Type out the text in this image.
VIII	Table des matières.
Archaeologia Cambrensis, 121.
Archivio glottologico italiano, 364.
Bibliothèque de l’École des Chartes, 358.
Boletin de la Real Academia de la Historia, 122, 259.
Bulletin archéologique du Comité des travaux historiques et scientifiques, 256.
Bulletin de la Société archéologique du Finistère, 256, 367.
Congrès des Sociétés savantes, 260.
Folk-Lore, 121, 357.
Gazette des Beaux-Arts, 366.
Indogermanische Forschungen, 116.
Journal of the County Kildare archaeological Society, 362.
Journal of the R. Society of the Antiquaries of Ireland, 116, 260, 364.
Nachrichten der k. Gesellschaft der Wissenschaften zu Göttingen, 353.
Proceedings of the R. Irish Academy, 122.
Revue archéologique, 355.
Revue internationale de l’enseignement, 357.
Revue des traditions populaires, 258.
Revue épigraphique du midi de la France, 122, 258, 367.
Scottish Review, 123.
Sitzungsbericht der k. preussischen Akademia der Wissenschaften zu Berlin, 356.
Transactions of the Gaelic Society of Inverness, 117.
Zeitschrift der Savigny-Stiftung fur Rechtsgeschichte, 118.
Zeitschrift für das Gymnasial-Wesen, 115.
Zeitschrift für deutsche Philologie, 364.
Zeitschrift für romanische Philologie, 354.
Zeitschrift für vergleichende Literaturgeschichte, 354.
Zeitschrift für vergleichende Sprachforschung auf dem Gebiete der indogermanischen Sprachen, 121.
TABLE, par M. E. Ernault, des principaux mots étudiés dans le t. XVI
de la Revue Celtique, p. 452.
_ _ _ _ _ _ _
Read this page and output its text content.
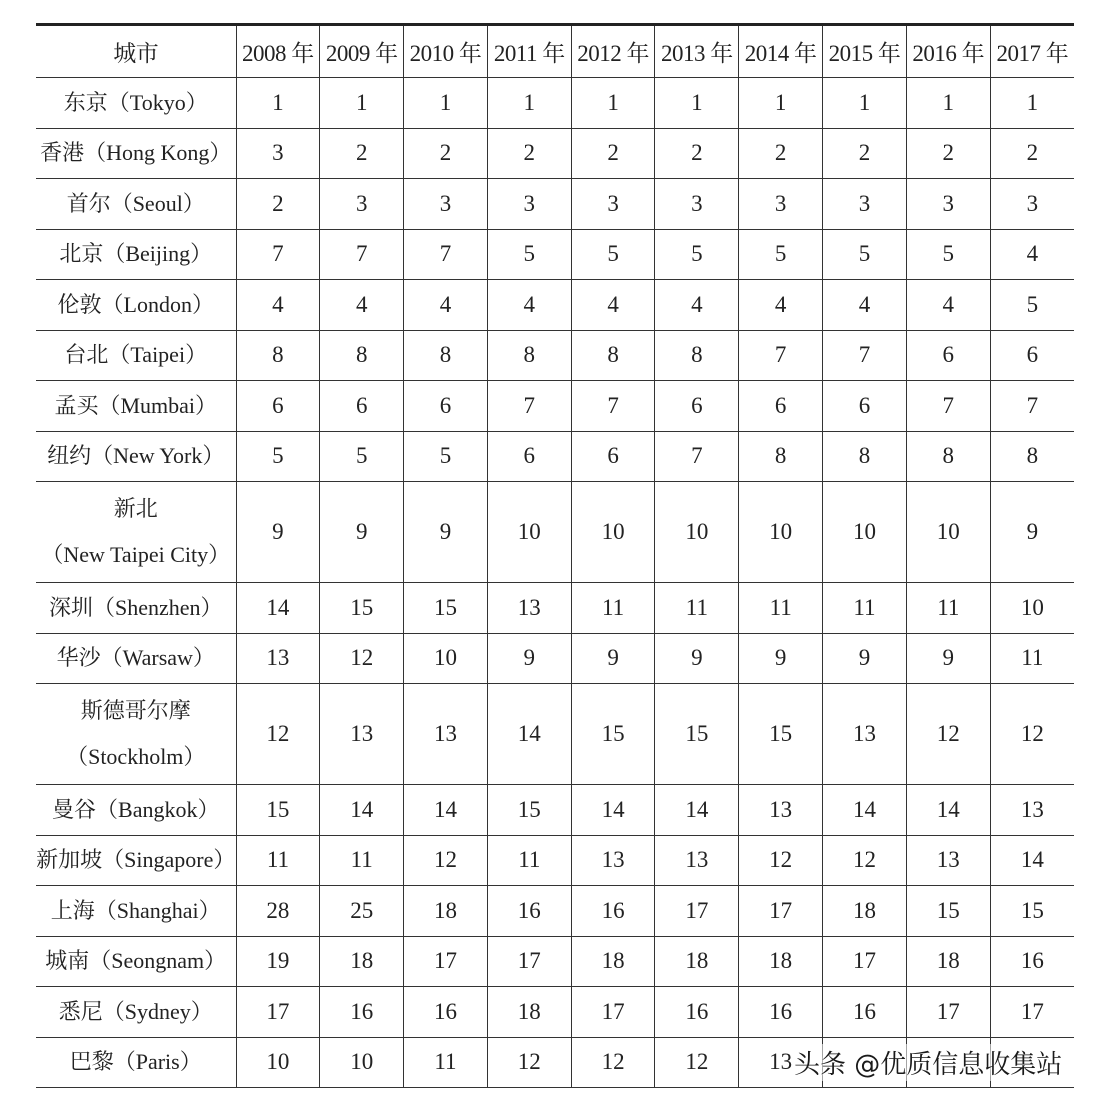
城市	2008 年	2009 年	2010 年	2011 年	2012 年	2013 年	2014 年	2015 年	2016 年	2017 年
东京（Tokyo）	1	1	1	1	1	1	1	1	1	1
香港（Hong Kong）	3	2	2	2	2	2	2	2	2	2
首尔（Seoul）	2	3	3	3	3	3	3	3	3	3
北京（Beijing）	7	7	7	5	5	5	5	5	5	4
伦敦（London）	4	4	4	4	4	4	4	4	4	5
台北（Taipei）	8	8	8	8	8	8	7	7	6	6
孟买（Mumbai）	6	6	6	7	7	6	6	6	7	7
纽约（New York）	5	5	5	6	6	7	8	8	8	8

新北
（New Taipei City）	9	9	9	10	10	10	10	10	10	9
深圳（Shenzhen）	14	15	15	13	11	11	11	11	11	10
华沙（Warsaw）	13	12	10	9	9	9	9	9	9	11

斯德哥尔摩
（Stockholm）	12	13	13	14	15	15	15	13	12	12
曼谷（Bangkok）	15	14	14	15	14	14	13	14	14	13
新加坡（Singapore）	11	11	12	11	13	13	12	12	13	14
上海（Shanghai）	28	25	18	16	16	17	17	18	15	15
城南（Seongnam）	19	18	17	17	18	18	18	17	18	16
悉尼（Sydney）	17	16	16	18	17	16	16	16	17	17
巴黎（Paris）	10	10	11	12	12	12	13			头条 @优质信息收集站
_ _ _ _ _ _ _
PROMPT:
From the entries above, collect every line with the string "Journal" in it.

RESPONSE TO THIS EXERCISE:
Journal of the County Kildare archaeological Society, 362.
Journal of the R. Society of the Antiquaries of Ireland, 116, 260, 364.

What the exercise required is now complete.